◆ **Exercise aim**: Transcribe all of the material exactly, except for its pictures.

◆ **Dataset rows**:
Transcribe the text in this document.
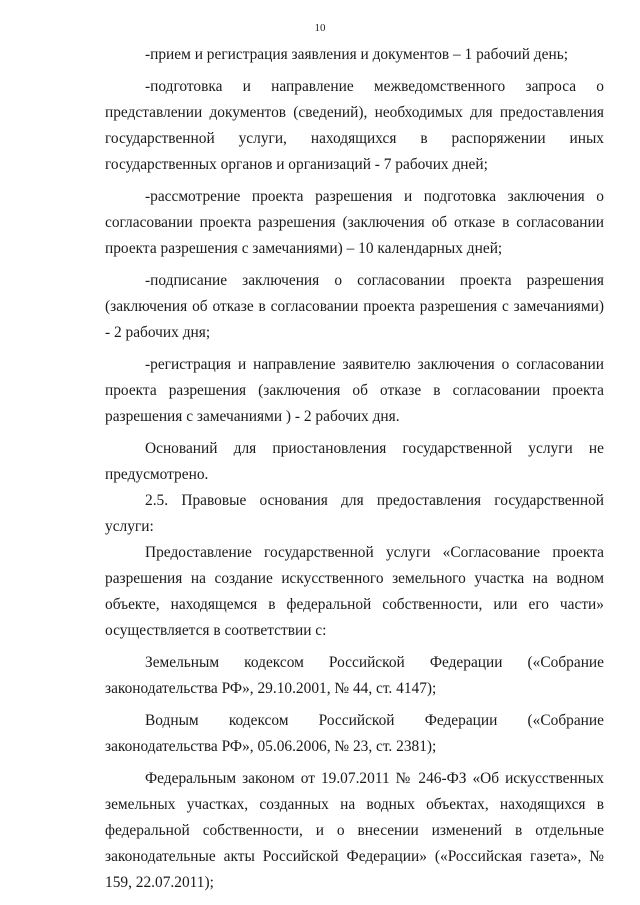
10

-прием и регистрация заявления и документов – 1 рабочий день;

-подготовка и направление межведомственного запроса о представлении документов (сведений), необходимых для предоставления государственной услуги, находящихся в распоряжении иных государственных органов и организаций - 7 рабочих дней;

-рассмотрение проекта разрешения и подготовка заключения о согласовании проекта разрешения (заключения об отказе в согласовании проекта разрешения с замечаниями) – 10 календарных дней;

-подписание заключения о согласовании проекта разрешения (заключения об отказе в согласовании проекта разрешения с замечаниями) - 2 рабочих дня;

-регистрация и направление заявителю заключения о согласовании проекта разрешения (заключения об отказе в согласовании проекта разрешения с замечаниями ) - 2 рабочих дня.

Оснований для приостановления государственной услуги не предусмотрено.

2.5. Правовые основания для предоставления государственной услуги:

Предоставление государственной услуги «Согласование проекта разрешения на создание искусственного земельного участка на водном объекте, находящемся в федеральной собственности, или его части» осуществляется в соответствии с:

Земельным кодексом Российской Федерации («Собрание законодательства РФ», 29.10.2001, № 44, ст. 4147);

Водным кодексом Российской Федерации («Собрание законодательства РФ», 05.06.2006, № 23, ст. 2381);

Федеральным законом от 19.07.2011 № 246-ФЗ «Об искусственных земельных участках, созданных на водных объектах, находящихся в федеральной собственности, и о внесении изменений в отдельные законодательные акты Российской Федерации» («Российская газета», № 159, 22.07.2011);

◆ **Correct output**:
Transcribe the text in this document.
10

-прием и регистрация заявления и документов – 1 рабочий день;

-подготовка и направление межведомственного запроса о представлении документов (сведений), необходимых для предоставления государственной услуги, находящихся в распоряжении иных государственных органов и организаций - 7 рабочих дней;

-рассмотрение проекта разрешения и подготовка заключения о согласовании проекта разрешения (заключения об отказе в согласовании проекта разрешения с замечаниями) – 10 календарных дней;

-подписание заключения о согласовании проекта разрешения (заключения об отказе в согласовании проекта разрешения с замечаниями) - 2 рабочих дня;

-регистрация и направление заявителю заключения о согласовании проекта разрешения (заключения об отказе в согласовании проекта разрешения с замечаниями ) - 2 рабочих дня.

Оснований для приостановления государственной услуги не предусмотрено.

2.5. Правовые основания для предоставления государственной услуги:

Предоставление государственной услуги «Согласование проекта разрешения на создание искусственного земельного участка на водном объекте, находящемся в федеральной собственности, или его части» осуществляется в соответствии с:

Земельным кодексом Российской Федерации («Собрание законодательства РФ», 29.10.2001, № 44, ст. 4147);

Водным кодексом Российской Федерации («Собрание законодательства РФ», 05.06.2006, № 23, ст. 2381);

Федеральным законом от 19.07.2011 № 246-ФЗ «Об искусственных земельных участках, созданных на водных объектах, находящихся в федеральной собственности, и о внесении изменений в отдельные законодательные акты Российской Федерации» («Российская газета», № 159, 22.07.2011);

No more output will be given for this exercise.